-- start Stored records --

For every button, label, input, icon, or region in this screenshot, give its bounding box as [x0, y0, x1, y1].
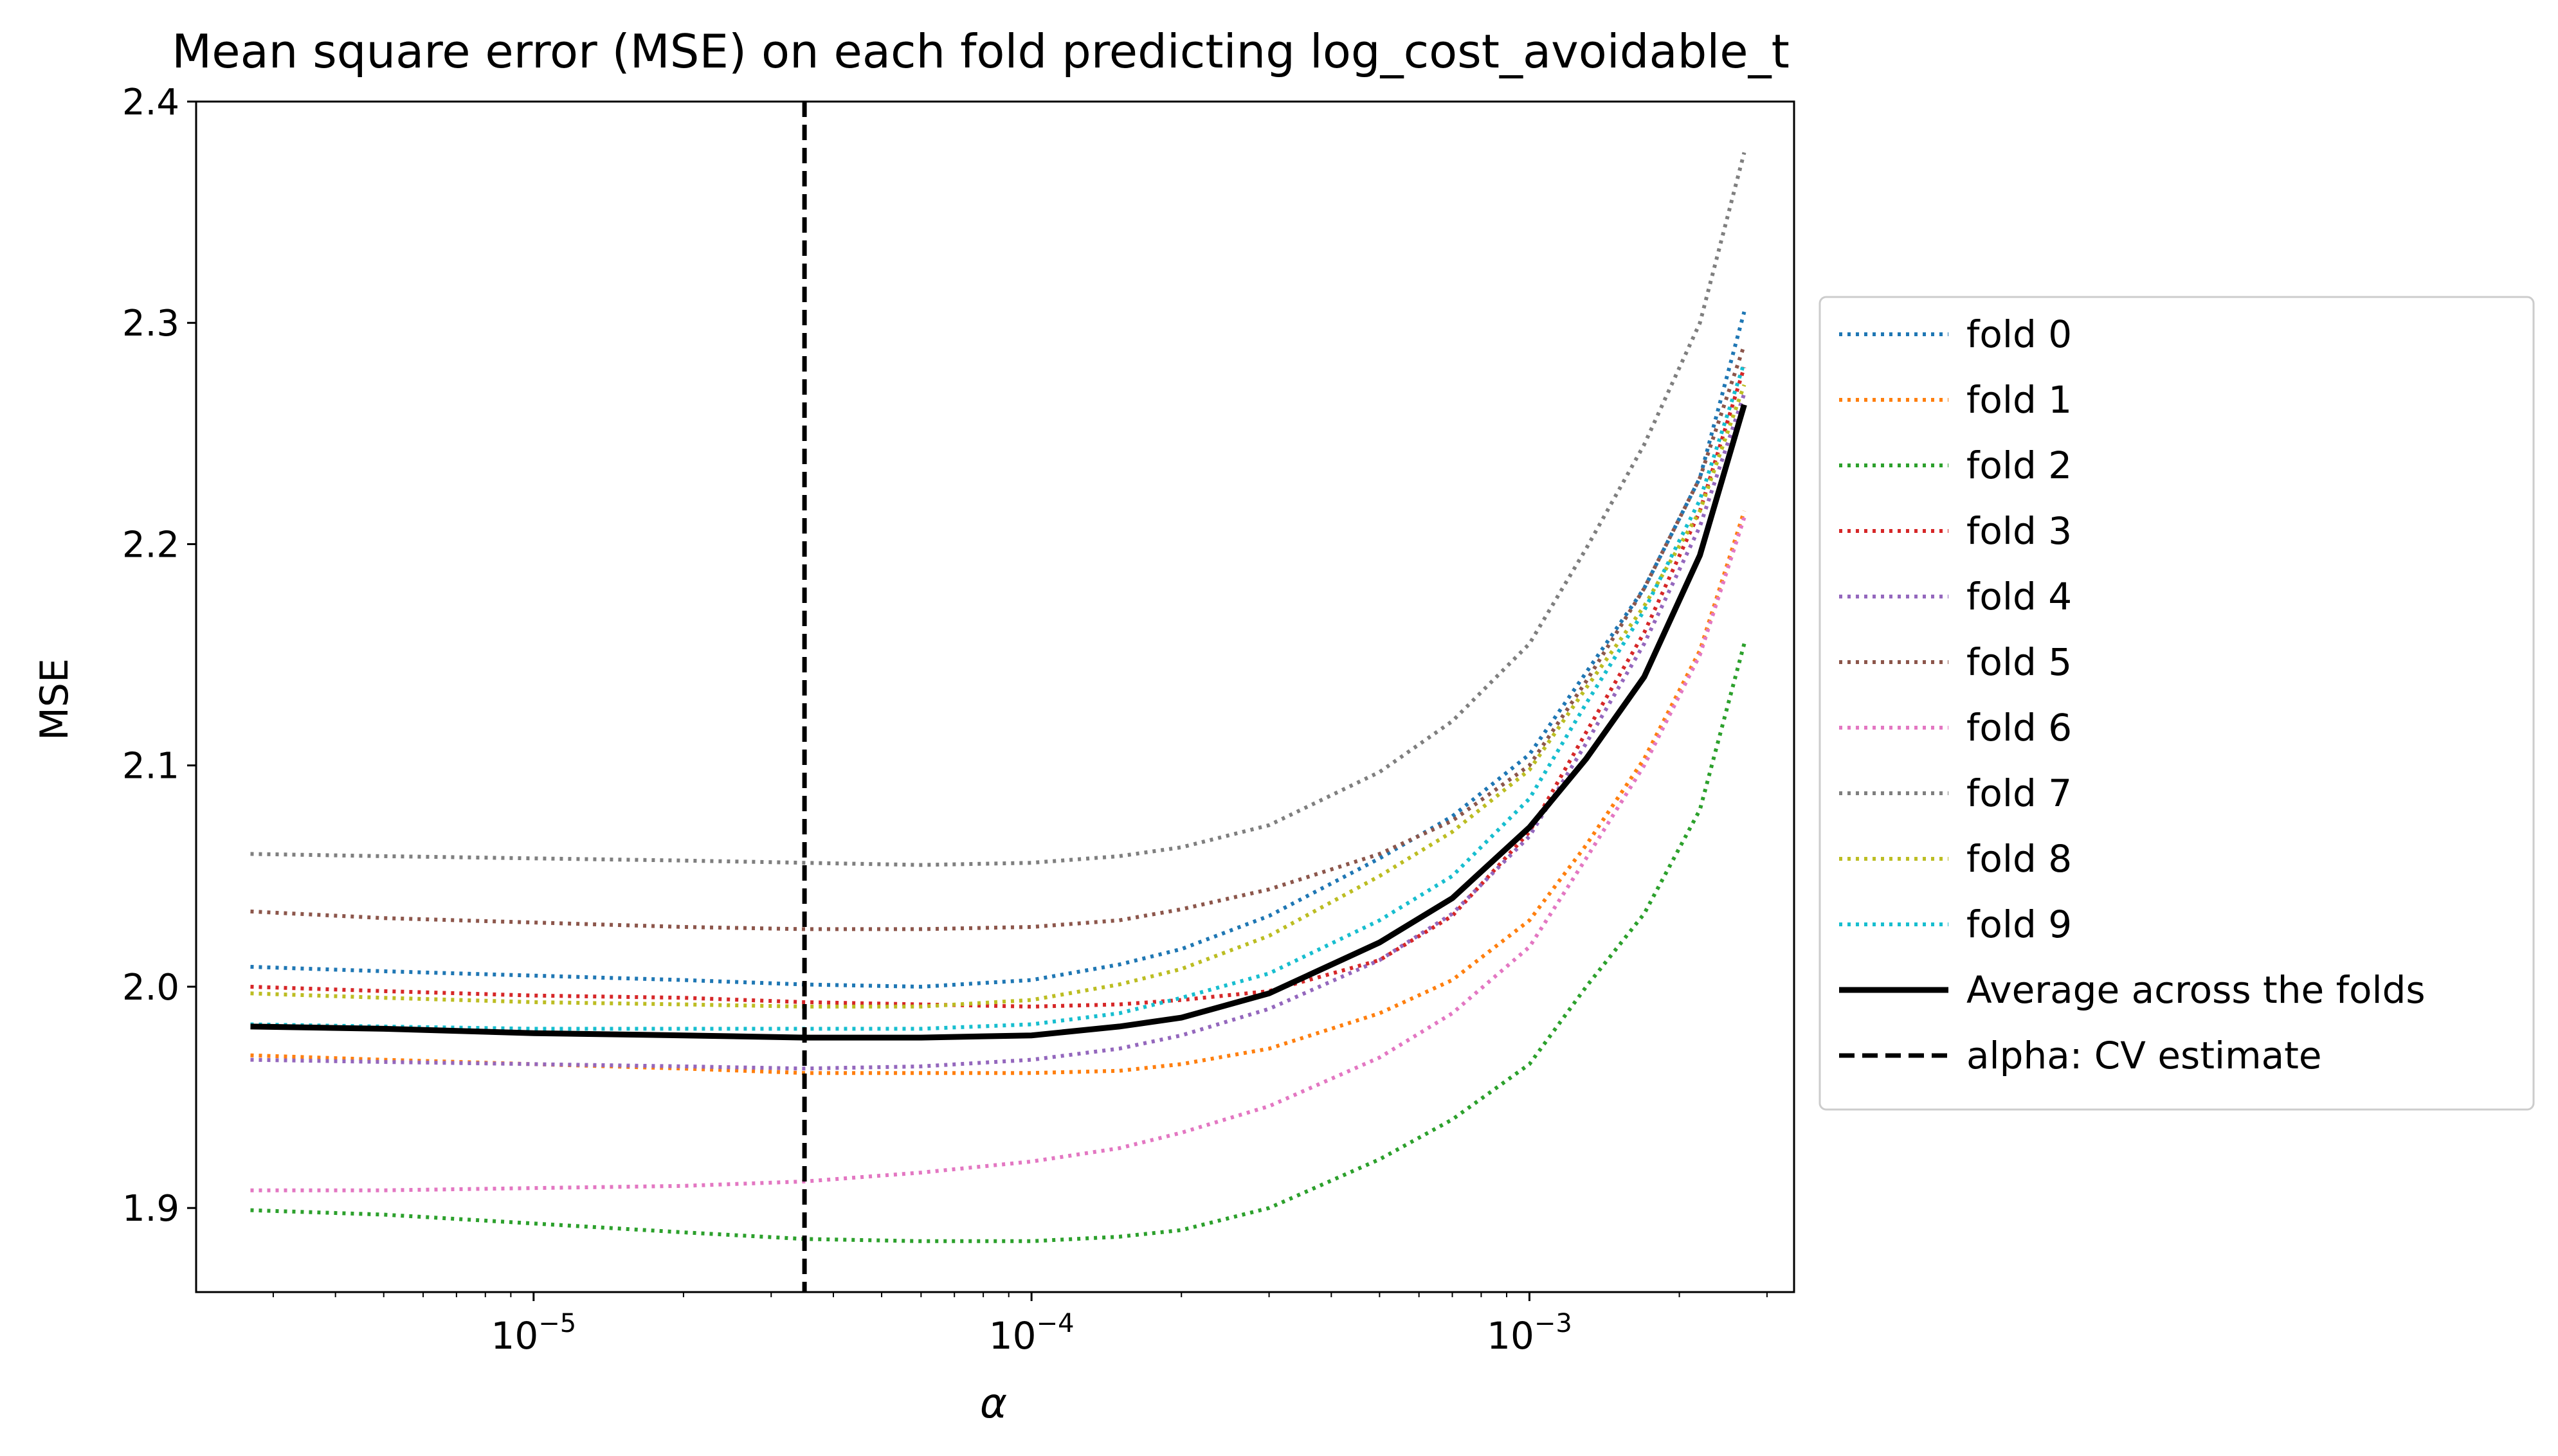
series-line-fold-7	[250, 152, 1746, 867]
legend-label: alpha: CV estimate	[1966, 1034, 2322, 1077]
legend-box	[1819, 296, 2535, 1111]
legend: fold 0 fold 1 fold 2 fold 3 fold 4 fold 5 fold…	[1819, 296, 2535, 1111]
series-line-fold-1	[250, 510, 1746, 1075]
legend-label: fold 3	[1966, 509, 2072, 553]
series-line-fold-3	[250, 366, 1746, 1009]
x-tick-label: 10−3	[1487, 1309, 1572, 1358]
y-tick-label: 1.9	[122, 1188, 179, 1230]
axes-frame	[195, 100, 1795, 1293]
series-line-fold-5	[250, 344, 1746, 931]
legend-label: Average across the folds	[1966, 968, 2426, 1012]
plot-area	[250, 102, 1747, 1292]
axes: 1.9 2.0 2.1 2.2 2.3 2.4 10−5 10−4 10−3	[122, 82, 1795, 1358]
y-tick-label: 2.4	[122, 82, 179, 123]
x-tick-label: 10−4	[989, 1309, 1075, 1358]
legend-label: fold 5	[1966, 640, 2072, 684]
legend-label: fold 8	[1966, 837, 2072, 881]
series-line-fold-6	[250, 517, 1746, 1192]
legend-label: fold 1	[1966, 378, 2072, 422]
series-line-average	[250, 404, 1747, 1041]
series-line-fold-4	[250, 393, 1746, 1071]
series-line-fold-8	[250, 384, 1746, 1009]
series-line-fold-9	[250, 362, 1746, 1031]
y-tick-label: 2.2	[122, 524, 179, 566]
legend-label: fold 7	[1966, 771, 2072, 815]
legend-label: fold 0	[1966, 312, 2072, 356]
y-tick-label: 2.3	[122, 303, 179, 345]
legend-label: fold 4	[1966, 575, 2072, 618]
series-line-fold-0	[250, 311, 1746, 989]
x-axis-label: α	[980, 1380, 1007, 1428]
legend-label: fold 6	[1966, 706, 2072, 750]
chart-title: Mean square error (MSE) on each fold pre…	[172, 24, 1790, 78]
x-tick-label: 10−5	[491, 1309, 576, 1358]
series-line-fold-2	[250, 643, 1746, 1243]
y-axis-label: MSE	[32, 658, 77, 741]
legend-label: fold 9	[1966, 903, 2072, 946]
legend-label: fold 2	[1966, 444, 2072, 487]
y-tick-label: 2.1	[122, 746, 179, 787]
y-tick-label: 2.0	[122, 967, 179, 1009]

-- end Stored records --

#### [Do this]
Rewrite the part of the material that opens with the line containing "152, 1746, 867]" and closes with the line containing "509, 2072, 553]", replacing "series-line" with "series-curve" and leaving all else unchanged.

#### [Solution to the exercise]
series-curve-fold-7	[250, 152, 1746, 867]
legend-label: alpha: CV estimate	[1966, 1034, 2322, 1077]
legend-box	[1819, 296, 2535, 1111]
legend: fold 0 fold 1 fold 2 fold 3 fold 4 fold 5 fold…	[1819, 296, 2535, 1111]
series-curve-fold-1	[250, 510, 1746, 1075]
legend-label: fold 3	[1966, 509, 2072, 553]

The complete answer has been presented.